---------- Passage provided
1) Westminster Abbey has been cleaned and now looks as though it was built in 1988. The accumulated grime of time is one of the few resources new cities cannot duplicate. Indeed dirt is rather like interest on a savings account: it can be gathered only by the passage of time. Whatever possessed whoever it was to get rid of it?
2) Most of London's buses are splattered with other colours. This is apparently because the Government said that 80 per cent of buses in central London must be red. The operators interpreted this to mean they could have wide streaks of "their" colour on them. This must be made illegal. The ancient urban tradition of painting the bus red - or was it the town? - should be re-established as a rite of youth.
3) It is not only Eurostar that thinks it is an aeroplane (see Bunhill vol LXXXIV issue vi). A tube train on the Piccadilly Line has the same delusion: it is done up in United Airlines livery, inside and out. The poor thing has obviously become confused while staring at aircraft taking off at Heathrow. It should be taken to the train psychiatrist pronto, but I fear it may be too late. The answer could be to retire it to the Home for Loco Locos, which I believe is near Eastbourne.
I Have just met Peter Waller, operations director of the Year of Engineering Success, and could not help noticing that he drank nothing but champagne. A bit optimistic, I ventured, even for someone working for such a thoroughly upbeat organisation (the Year, by the way, is Next Year). Not at all, he said, I have a problem with my liver and not one but two surgeons have told me that champagne is the only alcohol I can safely drink.
--------------------
---------- Recorded data
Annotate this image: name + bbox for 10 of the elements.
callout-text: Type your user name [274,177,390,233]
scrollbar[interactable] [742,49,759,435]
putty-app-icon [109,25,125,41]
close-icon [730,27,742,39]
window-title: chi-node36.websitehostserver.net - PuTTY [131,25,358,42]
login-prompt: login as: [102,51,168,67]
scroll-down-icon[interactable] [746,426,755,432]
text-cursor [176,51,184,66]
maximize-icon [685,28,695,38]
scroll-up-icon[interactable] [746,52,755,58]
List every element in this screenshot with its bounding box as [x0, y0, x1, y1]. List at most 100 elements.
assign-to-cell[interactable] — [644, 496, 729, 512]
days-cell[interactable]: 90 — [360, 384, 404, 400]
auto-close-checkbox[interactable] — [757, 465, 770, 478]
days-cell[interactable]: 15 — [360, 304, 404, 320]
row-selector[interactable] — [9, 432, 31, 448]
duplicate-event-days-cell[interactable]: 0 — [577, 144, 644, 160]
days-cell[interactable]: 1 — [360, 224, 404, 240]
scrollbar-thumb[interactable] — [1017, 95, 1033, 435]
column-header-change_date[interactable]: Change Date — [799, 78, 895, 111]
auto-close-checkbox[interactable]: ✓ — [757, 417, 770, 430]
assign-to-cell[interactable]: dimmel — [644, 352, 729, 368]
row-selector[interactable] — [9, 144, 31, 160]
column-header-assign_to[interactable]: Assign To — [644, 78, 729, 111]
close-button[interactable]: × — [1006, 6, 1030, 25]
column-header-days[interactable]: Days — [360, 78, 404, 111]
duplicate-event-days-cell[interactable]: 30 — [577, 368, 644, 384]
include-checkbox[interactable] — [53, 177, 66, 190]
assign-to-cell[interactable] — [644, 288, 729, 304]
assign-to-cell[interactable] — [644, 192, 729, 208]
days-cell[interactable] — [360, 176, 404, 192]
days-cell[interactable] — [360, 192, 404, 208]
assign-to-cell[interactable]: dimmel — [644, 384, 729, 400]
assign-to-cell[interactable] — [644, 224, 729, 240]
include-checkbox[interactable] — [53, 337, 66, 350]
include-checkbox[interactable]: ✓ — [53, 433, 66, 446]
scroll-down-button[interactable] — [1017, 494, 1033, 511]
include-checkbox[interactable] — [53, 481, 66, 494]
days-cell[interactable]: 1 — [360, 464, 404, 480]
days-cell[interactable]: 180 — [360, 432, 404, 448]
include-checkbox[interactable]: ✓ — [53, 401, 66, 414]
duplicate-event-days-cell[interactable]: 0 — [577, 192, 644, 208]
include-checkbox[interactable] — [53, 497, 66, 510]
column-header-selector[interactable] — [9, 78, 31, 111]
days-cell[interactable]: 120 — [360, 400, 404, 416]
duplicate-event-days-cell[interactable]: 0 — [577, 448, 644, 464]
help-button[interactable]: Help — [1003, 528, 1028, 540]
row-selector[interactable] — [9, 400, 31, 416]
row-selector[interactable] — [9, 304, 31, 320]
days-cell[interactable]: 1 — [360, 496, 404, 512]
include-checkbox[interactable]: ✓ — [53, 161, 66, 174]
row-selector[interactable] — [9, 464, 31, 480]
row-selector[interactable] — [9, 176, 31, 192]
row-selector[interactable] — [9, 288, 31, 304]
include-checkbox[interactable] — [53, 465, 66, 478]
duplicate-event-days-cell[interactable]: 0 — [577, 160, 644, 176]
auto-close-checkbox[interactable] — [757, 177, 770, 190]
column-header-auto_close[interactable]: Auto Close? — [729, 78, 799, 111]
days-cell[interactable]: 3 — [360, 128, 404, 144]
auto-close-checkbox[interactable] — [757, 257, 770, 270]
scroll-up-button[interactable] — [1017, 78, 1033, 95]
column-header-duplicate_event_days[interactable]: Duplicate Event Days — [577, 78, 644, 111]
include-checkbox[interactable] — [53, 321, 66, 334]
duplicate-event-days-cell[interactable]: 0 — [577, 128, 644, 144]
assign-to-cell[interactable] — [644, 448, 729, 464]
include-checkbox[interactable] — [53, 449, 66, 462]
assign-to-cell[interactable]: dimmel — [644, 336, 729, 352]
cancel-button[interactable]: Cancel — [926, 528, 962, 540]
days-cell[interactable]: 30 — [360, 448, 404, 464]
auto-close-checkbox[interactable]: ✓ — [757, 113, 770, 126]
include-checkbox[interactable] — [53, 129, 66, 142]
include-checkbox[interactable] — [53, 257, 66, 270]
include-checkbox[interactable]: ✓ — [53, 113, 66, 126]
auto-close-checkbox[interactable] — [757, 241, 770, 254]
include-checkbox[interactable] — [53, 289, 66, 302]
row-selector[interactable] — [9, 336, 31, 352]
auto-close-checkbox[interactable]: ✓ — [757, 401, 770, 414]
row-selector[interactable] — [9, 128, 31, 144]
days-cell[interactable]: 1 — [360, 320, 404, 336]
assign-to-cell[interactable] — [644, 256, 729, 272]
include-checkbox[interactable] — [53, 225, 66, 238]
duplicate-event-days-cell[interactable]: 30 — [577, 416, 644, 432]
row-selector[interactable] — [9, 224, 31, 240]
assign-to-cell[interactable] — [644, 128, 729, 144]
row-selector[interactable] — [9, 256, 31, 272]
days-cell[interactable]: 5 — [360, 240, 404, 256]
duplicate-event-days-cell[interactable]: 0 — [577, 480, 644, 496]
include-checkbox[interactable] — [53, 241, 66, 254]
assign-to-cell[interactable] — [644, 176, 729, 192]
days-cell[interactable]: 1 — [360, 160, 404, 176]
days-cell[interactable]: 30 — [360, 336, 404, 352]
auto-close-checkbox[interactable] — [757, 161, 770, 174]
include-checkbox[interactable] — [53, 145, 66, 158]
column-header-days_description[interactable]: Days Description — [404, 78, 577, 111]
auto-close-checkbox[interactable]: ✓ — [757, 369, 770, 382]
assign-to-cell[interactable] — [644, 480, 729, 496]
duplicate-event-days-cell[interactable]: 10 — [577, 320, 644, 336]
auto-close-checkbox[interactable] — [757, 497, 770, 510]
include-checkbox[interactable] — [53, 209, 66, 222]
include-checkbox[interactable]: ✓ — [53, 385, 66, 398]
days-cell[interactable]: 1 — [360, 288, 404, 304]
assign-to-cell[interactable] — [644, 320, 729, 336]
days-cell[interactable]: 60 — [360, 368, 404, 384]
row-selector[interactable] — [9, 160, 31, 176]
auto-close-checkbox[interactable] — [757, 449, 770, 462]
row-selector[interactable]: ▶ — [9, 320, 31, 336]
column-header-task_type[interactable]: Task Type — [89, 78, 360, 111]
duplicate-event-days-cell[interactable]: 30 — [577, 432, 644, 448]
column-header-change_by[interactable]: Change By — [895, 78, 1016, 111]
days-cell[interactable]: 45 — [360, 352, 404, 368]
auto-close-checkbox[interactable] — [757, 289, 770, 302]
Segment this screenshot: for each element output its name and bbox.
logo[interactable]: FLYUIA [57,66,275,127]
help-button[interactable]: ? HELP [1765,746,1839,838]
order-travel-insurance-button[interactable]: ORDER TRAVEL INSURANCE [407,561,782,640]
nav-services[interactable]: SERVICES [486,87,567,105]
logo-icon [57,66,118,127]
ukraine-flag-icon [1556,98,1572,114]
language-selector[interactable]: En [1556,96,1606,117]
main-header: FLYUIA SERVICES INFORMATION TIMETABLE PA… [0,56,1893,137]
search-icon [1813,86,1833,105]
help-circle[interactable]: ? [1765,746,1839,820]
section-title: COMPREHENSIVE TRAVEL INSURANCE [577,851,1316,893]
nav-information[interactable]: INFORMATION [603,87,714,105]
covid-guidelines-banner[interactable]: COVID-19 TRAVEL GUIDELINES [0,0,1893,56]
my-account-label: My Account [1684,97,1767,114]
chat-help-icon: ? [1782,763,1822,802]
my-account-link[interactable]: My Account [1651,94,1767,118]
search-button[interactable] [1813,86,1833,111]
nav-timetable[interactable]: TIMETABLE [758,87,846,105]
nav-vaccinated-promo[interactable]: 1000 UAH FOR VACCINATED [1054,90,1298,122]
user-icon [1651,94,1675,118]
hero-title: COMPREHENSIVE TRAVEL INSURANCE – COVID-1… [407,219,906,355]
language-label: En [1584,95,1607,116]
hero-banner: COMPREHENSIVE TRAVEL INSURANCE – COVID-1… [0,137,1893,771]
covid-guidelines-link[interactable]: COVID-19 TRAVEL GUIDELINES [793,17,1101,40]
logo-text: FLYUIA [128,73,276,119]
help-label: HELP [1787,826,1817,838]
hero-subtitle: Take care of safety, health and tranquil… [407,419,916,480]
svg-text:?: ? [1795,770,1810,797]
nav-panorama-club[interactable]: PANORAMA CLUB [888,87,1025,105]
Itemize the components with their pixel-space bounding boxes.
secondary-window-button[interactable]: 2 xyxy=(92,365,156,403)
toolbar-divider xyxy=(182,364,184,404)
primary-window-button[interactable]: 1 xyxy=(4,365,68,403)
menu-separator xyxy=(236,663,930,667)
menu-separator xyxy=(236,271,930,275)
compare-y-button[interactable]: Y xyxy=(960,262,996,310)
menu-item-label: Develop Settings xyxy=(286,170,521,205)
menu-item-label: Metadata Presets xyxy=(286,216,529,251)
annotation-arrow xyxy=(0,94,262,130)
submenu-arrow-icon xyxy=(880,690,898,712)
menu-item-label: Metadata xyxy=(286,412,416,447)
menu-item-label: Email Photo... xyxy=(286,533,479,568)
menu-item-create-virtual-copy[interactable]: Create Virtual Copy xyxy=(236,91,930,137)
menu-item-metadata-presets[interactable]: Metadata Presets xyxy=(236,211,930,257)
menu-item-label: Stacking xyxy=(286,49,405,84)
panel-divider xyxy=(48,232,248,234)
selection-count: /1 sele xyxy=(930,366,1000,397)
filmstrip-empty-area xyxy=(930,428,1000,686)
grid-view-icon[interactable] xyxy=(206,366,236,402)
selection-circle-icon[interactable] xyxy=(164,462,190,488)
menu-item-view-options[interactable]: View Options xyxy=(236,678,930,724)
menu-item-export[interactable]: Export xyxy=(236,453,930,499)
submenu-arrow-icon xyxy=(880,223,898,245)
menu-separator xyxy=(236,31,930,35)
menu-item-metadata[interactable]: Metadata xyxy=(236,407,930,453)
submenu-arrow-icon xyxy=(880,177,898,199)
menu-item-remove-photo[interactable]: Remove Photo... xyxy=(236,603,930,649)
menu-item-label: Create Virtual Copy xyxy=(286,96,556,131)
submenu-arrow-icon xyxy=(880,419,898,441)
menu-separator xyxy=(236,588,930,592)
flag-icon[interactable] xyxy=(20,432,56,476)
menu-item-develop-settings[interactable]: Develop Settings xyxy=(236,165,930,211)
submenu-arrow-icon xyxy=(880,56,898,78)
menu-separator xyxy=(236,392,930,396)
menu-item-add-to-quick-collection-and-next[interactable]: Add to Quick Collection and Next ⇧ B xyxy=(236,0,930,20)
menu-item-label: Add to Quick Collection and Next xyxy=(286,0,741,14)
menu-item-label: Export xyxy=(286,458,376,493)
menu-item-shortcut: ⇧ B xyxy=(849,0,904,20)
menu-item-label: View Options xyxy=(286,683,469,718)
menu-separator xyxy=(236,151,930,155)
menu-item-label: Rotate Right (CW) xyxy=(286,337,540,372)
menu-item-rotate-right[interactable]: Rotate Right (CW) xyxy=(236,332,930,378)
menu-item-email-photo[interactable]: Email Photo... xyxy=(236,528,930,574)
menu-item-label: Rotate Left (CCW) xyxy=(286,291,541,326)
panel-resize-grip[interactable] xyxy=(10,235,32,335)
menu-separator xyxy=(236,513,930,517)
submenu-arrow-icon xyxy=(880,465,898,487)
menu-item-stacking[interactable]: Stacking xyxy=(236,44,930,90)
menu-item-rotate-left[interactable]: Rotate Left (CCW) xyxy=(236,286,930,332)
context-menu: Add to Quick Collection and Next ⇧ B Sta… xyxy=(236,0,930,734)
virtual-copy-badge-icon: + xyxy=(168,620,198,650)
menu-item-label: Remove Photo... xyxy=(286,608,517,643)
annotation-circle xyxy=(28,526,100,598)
--------------------
> _The tasks_:
[1] In the column, what did two surgeons tell Peter Waller?
[2] Reproduce the column's text from "2) Most of London's" to "is near Eastbourne.".
The rows above aren't needed for this.

> _Answers in order_:
[1] That champagne is the only alcohol he can safely drink.

[2]
2) Most of London's buses are splattered with other colours. This is apparently because the Government said that 80 per cent of buses in central London must be red. The operators interpreted this to mean they could have wide streaks of "their" colour on them. This must be made illegal. The ancient urban tradition of painting the bus red - or was it the town? - should be re-established as a rite of youth.
3) It is not only Eurostar that thinks it is an aeroplane (see Bunhill vol LXXXIV issue vi). A tube train on the Piccadilly Line has the same delusion: it is done up in United Airlines livery, inside and out. The poor thing has obviously become confused while staring at aircraft taking off at Heathrow. It should be taken to the train psychiatrist pronto, but I fear it may be too late. The answer could be to retire it to the Home for Loco Locos, which I believe is near Eastbourne.